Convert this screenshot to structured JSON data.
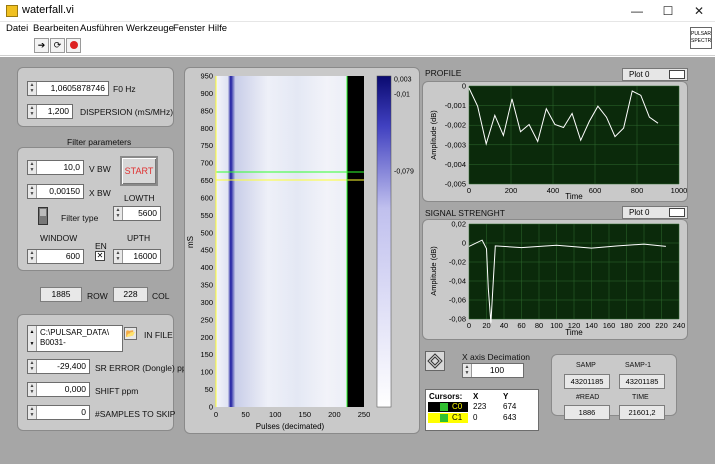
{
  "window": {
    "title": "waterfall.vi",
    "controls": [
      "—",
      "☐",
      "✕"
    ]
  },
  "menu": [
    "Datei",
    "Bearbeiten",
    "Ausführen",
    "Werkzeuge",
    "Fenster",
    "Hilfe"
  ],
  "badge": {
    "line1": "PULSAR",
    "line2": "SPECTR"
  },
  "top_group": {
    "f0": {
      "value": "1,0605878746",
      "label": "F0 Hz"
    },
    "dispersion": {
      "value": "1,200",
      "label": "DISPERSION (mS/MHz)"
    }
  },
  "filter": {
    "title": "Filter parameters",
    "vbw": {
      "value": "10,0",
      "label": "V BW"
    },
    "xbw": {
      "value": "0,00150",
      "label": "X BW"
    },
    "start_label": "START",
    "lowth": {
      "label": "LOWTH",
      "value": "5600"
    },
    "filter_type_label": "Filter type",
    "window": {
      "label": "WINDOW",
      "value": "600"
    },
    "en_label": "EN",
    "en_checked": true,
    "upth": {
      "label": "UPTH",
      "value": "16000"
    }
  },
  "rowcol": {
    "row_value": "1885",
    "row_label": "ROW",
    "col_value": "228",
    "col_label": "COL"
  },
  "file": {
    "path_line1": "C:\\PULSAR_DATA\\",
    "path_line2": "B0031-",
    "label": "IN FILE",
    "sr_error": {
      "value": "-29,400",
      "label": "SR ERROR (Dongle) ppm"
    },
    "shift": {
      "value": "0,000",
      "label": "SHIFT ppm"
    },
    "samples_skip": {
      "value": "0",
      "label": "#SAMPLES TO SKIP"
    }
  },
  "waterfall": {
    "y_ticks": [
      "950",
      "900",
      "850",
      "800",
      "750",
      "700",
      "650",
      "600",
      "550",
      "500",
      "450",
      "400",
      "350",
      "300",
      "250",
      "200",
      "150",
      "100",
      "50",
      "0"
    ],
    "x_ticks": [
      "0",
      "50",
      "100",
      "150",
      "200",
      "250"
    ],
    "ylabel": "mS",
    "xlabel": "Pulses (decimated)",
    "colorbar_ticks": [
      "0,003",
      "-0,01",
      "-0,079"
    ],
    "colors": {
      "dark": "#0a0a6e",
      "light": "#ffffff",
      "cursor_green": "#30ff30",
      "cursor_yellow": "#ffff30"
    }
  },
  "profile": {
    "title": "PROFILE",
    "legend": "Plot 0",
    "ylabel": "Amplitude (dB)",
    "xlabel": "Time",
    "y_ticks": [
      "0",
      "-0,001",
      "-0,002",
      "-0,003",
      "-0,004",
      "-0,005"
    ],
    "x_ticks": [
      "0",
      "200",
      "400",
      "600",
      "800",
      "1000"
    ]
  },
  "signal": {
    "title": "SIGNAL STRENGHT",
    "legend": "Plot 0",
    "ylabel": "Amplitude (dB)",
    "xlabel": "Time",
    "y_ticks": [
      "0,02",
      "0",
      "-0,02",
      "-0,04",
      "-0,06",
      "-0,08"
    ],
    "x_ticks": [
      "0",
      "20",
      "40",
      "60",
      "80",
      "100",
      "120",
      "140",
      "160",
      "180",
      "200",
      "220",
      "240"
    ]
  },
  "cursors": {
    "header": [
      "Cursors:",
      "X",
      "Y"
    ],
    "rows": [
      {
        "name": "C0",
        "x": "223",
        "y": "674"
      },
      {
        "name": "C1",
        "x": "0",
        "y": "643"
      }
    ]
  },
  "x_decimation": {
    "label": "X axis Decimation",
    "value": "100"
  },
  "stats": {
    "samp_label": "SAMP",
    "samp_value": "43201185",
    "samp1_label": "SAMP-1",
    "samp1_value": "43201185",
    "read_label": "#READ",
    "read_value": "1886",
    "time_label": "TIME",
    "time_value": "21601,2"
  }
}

**********

-- Aim of the task --
Go over the data above and copy every line that has the word "title" in it.

-- Final result --
    "title": "waterfall.vi",
    "title": "Filter parameters",
    "title": "PROFILE",
    "title": "SIGNAL STRENGHT",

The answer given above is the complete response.